## WHAT TO WORK ON
Render every entry verbatim.

[start THE INPUT]

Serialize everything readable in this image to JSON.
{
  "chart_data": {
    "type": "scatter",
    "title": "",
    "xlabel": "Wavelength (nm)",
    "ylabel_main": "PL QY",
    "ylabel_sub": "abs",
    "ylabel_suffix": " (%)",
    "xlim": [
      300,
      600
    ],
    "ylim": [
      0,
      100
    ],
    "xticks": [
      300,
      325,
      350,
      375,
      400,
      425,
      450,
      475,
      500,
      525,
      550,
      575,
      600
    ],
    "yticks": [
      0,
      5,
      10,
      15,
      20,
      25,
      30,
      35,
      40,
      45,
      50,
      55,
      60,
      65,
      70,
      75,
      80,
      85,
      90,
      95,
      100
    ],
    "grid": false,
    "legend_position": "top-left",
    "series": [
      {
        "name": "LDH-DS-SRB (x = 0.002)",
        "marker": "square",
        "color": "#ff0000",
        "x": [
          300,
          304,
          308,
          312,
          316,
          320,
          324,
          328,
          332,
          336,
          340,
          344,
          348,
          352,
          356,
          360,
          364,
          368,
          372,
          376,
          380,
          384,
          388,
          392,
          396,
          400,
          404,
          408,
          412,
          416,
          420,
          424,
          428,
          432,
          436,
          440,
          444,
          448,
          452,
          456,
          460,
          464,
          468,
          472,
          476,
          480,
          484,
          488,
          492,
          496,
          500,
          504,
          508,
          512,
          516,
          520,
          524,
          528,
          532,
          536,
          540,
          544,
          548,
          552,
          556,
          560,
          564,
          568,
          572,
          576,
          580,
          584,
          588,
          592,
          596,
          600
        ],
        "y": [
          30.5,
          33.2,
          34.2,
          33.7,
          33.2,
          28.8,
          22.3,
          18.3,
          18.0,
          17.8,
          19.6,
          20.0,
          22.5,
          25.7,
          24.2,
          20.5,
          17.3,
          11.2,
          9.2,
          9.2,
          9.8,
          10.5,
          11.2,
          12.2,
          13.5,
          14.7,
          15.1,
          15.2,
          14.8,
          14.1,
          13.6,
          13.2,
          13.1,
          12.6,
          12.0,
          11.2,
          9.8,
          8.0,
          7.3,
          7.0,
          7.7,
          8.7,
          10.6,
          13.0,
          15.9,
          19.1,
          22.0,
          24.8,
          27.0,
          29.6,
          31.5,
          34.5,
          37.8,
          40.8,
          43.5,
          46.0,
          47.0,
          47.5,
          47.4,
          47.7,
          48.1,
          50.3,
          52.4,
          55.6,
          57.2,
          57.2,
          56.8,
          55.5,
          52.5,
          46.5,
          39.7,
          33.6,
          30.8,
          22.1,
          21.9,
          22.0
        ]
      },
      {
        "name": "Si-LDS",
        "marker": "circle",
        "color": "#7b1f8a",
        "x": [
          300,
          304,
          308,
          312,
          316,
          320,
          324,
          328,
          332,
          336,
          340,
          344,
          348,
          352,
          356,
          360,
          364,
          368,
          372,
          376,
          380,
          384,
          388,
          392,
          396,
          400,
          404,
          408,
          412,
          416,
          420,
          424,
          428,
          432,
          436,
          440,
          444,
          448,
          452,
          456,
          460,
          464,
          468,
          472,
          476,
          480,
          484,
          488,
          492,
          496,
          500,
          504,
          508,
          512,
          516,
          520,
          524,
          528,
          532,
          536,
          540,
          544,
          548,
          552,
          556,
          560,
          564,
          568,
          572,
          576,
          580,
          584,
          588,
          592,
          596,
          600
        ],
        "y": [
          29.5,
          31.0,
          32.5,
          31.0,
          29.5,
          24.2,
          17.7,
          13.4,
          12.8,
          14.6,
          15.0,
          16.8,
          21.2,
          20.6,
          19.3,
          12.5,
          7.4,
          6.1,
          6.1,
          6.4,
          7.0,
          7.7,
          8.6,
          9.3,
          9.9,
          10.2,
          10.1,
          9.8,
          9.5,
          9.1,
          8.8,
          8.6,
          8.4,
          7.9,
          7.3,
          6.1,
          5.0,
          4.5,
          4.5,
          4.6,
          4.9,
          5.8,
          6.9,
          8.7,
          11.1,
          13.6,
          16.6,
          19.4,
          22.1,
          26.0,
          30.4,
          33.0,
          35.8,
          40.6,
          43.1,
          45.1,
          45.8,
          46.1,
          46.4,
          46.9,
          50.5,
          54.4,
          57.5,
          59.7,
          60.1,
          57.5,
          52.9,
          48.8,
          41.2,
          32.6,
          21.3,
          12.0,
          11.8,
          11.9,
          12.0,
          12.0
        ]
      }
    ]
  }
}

[end THE INPUT]

## WRITTEN RESPONSE
Serialize everything readable in this image to JSON.
{
  "chart_data": {
    "type": "scatter",
    "title": "",
    "xlabel": "Wavelength (nm)",
    "ylabel_main": "PL QY",
    "ylabel_sub": "abs",
    "ylabel_suffix": " (%)",
    "xlim": [
      300,
      600
    ],
    "ylim": [
      0,
      100
    ],
    "xticks": [
      300,
      325,
      350,
      375,
      400,
      425,
      450,
      475,
      500,
      525,
      550,
      575,
      600
    ],
    "yticks": [
      0,
      5,
      10,
      15,
      20,
      25,
      30,
      35,
      40,
      45,
      50,
      55,
      60,
      65,
      70,
      75,
      80,
      85,
      90,
      95,
      100
    ],
    "grid": false,
    "legend_position": "top-left",
    "series": [
      {
        "name": "LDH-DS-SRB (x = 0.002)",
        "marker": "square",
        "color": "#ff0000",
        "x": [
          300,
          304,
          308,
          312,
          316,
          320,
          324,
          328,
          332,
          336,
          340,
          344,
          348,
          352,
          356,
          360,
          364,
          368,
          372,
          376,
          380,
          384,
          388,
          392,
          396,
          400,
          404,
          408,
          412,
          416,
          420,
          424,
          428,
          432,
          436,
          440,
          444,
          448,
          452,
          456,
          460,
          464,
          468,
          472,
          476,
          480,
          484,
          488,
          492,
          496,
          500,
          504,
          508,
          512,
          516,
          520,
          524,
          528,
          532,
          536,
          540,
          544,
          548,
          552,
          556,
          560,
          564,
          568,
          572,
          576,
          580,
          584,
          588,
          592,
          596,
          600
        ],
        "y": [
          30.5,
          33.2,
          34.2,
          33.7,
          33.2,
          28.8,
          22.3,
          18.3,
          18.0,
          17.8,
          19.6,
          20.0,
          22.5,
          25.7,
          24.2,
          20.5,
          17.3,
          11.2,
          9.2,
          9.2,
          9.8,
          10.5,
          11.2,
          12.2,
          13.5,
          14.7,
          15.1,
          15.2,
          14.8,
          14.1,
          13.6,
          13.2,
          13.1,
          12.6,
          12.0,
          11.2,
          9.8,
          8.0,
          7.3,
          7.0,
          7.7,
          8.7,
          10.6,
          13.0,
          15.9,
          19.1,
          22.0,
          24.8,
          27.0,
          29.6,
          31.5,
          34.5,
          37.8,
          40.8,
          43.5,
          46.0,
          47.0,
          47.5,
          47.4,
          47.7,
          48.1,
          50.3,
          52.4,
          55.6,
          57.2,
          57.2,
          56.8,
          55.5,
          52.5,
          46.5,
          39.7,
          33.6,
          30.8,
          22.1,
          21.9,
          22.0
        ]
      },
      {
        "name": "Si-LDS",
        "marker": "circle",
        "color": "#7b1f8a",
        "x": [
          300,
          304,
          308,
          312,
          316,
          320,
          324,
          328,
          332,
          336,
          340,
          344,
          348,
          352,
          356,
          360,
          364,
          368,
          372,
          376,
          380,
          384,
          388,
          392,
          396,
          400,
          404,
          408,
          412,
          416,
          420,
          424,
          428,
          432,
          436,
          440,
          444,
          448,
          452,
          456,
          460,
          464,
          468,
          472,
          476,
          480,
          484,
          488,
          492,
          496,
          500,
          504,
          508,
          512,
          516,
          520,
          524,
          528,
          532,
          536,
          540,
          544,
          548,
          552,
          556,
          560,
          564,
          568,
          572,
          576,
          580,
          584,
          588,
          592,
          596,
          600
        ],
        "y": [
          29.5,
          31.0,
          32.5,
          31.0,
          29.5,
          24.2,
          17.7,
          13.4,
          12.8,
          14.6,
          15.0,
          16.8,
          21.2,
          20.6,
          19.3,
          12.5,
          7.4,
          6.1,
          6.1,
          6.4,
          7.0,
          7.7,
          8.6,
          9.3,
          9.9,
          10.2,
          10.1,
          9.8,
          9.5,
          9.1,
          8.8,
          8.6,
          8.4,
          7.9,
          7.3,
          6.1,
          5.0,
          4.5,
          4.5,
          4.6,
          4.9,
          5.8,
          6.9,
          8.7,
          11.1,
          13.6,
          16.6,
          19.4,
          22.1,
          26.0,
          30.4,
          33.0,
          35.8,
          40.6,
          43.1,
          45.1,
          45.8,
          46.1,
          46.4,
          46.9,
          50.5,
          54.4,
          57.5,
          59.7,
          60.1,
          57.5,
          52.9,
          48.8,
          41.2,
          32.6,
          21.3,
          12.0,
          11.8,
          11.9,
          12.0,
          12.0
        ]
      }
    ]
  }
}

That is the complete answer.